> _INSTRUCTIONS TO FOLLOW_
Each line in the entries below that holds the string "them" is to be listed.

# # # # #

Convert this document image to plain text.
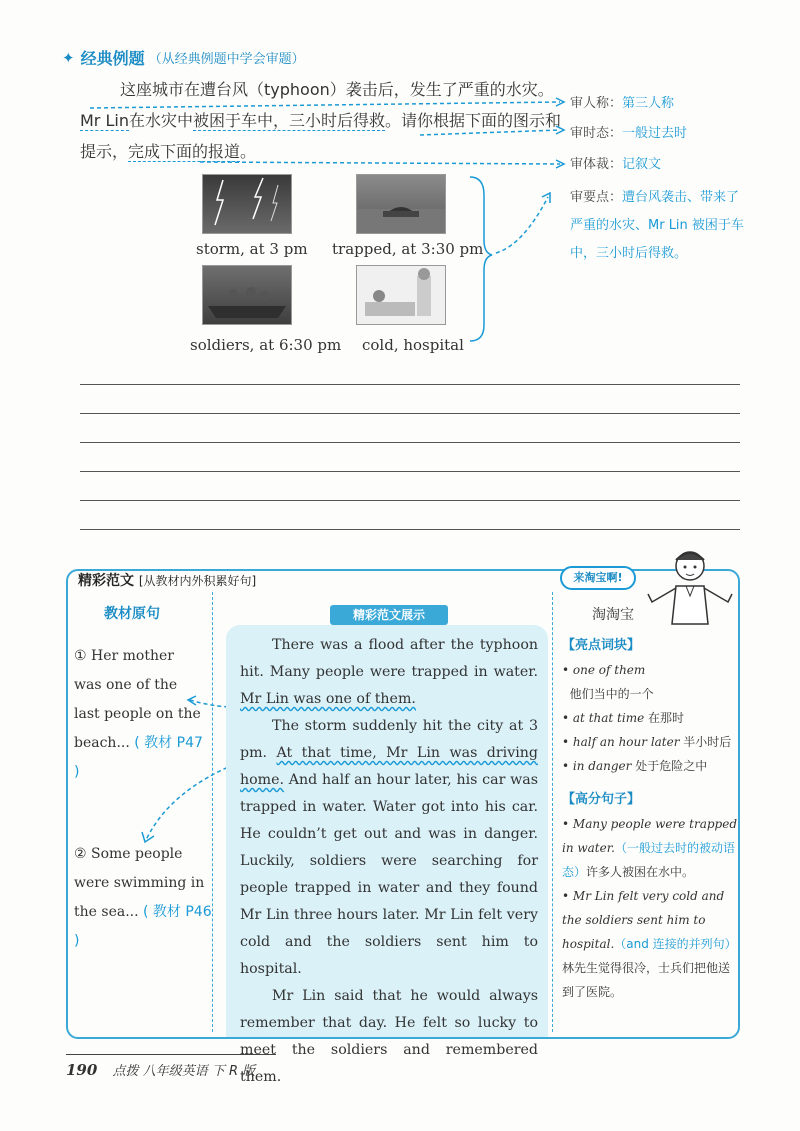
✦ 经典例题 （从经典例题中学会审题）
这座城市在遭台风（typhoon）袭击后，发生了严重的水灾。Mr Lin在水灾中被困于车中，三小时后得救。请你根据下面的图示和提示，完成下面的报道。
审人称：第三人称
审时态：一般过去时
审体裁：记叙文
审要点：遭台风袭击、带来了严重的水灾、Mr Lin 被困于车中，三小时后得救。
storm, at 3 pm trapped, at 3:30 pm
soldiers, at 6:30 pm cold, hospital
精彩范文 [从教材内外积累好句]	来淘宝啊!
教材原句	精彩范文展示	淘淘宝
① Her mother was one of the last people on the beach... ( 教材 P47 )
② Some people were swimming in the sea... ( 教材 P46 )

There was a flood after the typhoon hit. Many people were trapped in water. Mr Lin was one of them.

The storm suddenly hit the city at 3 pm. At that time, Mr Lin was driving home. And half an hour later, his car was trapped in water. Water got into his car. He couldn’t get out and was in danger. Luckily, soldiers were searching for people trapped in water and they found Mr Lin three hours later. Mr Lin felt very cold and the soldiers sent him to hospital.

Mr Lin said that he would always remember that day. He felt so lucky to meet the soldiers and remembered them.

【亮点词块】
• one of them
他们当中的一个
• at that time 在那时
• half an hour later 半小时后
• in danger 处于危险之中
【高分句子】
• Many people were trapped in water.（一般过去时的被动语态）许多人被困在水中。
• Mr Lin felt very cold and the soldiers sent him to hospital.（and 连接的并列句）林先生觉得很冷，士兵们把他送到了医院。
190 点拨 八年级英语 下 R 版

# # # # #

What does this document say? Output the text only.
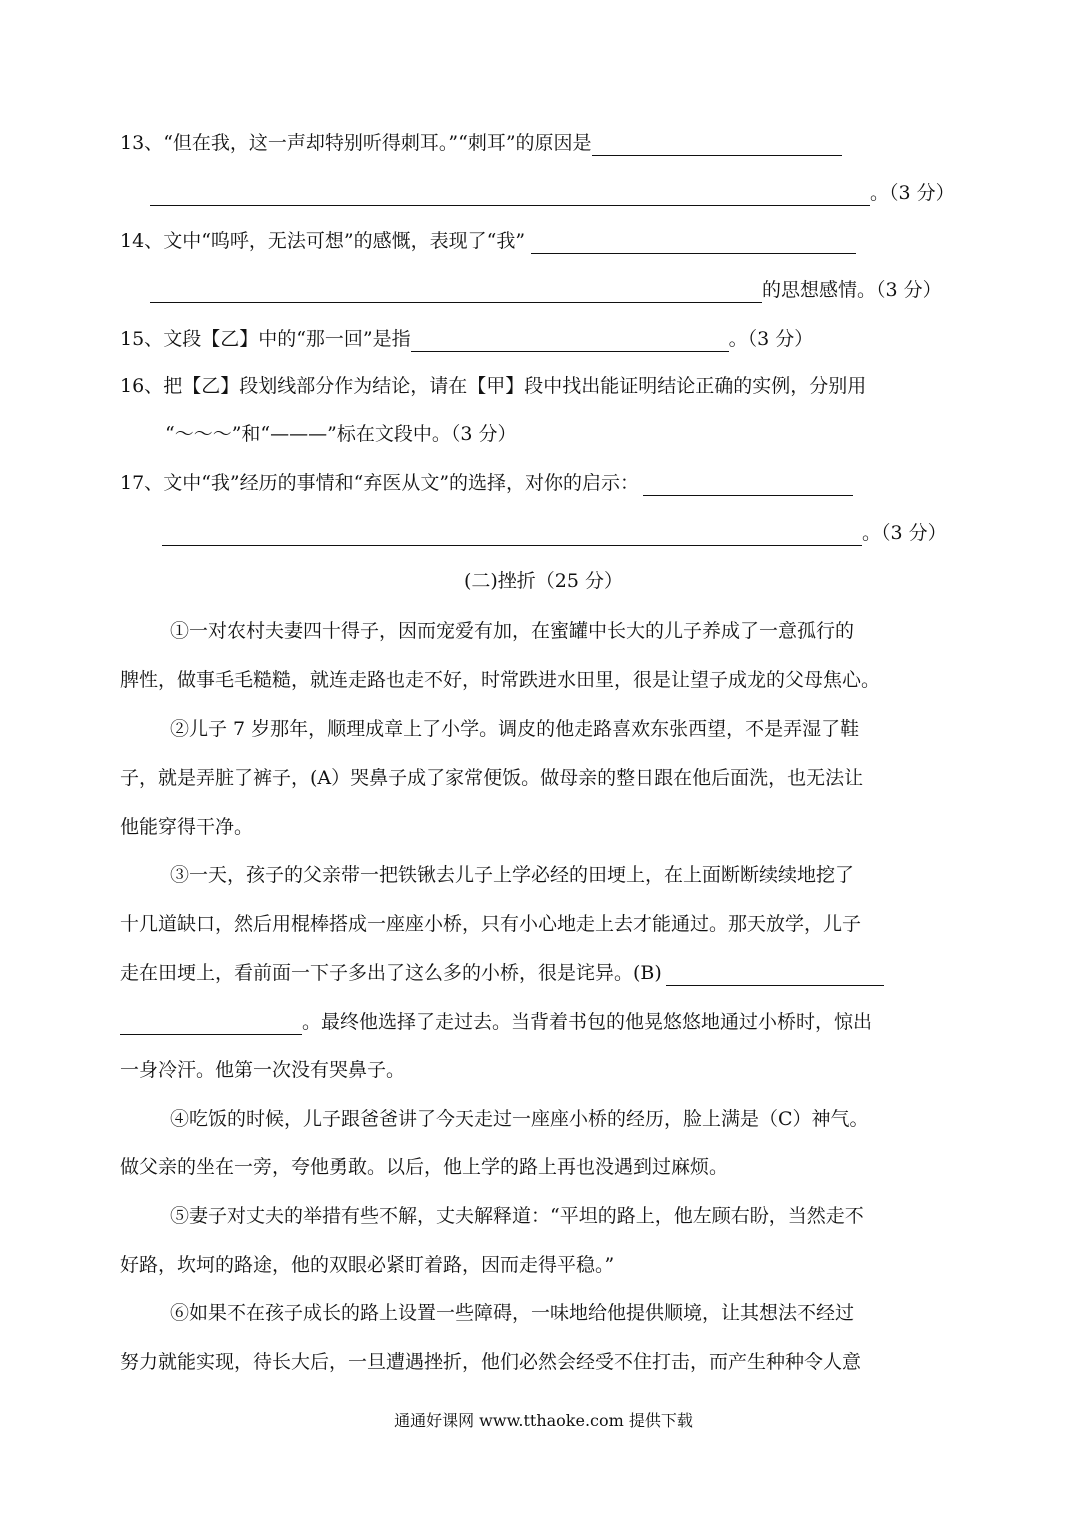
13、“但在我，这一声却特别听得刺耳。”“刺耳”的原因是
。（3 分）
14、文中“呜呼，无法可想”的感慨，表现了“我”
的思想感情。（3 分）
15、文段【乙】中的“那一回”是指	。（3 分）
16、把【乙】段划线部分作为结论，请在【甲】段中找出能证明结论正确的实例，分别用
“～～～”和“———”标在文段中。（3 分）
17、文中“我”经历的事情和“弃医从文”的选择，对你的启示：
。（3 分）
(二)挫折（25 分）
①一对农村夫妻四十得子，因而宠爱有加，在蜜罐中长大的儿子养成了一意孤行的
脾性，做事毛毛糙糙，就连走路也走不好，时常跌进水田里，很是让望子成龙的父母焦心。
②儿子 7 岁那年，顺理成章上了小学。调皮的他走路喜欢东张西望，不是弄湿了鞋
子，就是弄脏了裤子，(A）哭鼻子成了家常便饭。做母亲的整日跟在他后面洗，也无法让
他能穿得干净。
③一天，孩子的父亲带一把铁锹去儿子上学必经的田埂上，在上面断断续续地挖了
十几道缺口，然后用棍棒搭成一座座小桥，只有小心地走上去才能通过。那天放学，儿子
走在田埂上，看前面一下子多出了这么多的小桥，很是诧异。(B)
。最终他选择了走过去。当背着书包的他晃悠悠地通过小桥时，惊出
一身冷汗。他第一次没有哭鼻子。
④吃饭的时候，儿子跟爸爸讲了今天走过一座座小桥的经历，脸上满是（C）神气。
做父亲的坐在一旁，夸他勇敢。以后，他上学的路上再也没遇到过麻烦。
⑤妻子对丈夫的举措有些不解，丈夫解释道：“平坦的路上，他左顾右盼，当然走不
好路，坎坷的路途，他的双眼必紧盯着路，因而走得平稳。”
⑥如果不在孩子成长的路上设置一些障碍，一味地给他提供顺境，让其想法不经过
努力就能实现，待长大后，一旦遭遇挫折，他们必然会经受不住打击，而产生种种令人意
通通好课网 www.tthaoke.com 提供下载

# # # # #

> _ANSWER TO THE EXERCISE_
There was a flood after the typhoon hit. Many people were trapped in water. Mr Lin was one of them.
Mr Lin said that he would always remember that day. He felt so lucky to meet the soldiers and remembered them.
• one of them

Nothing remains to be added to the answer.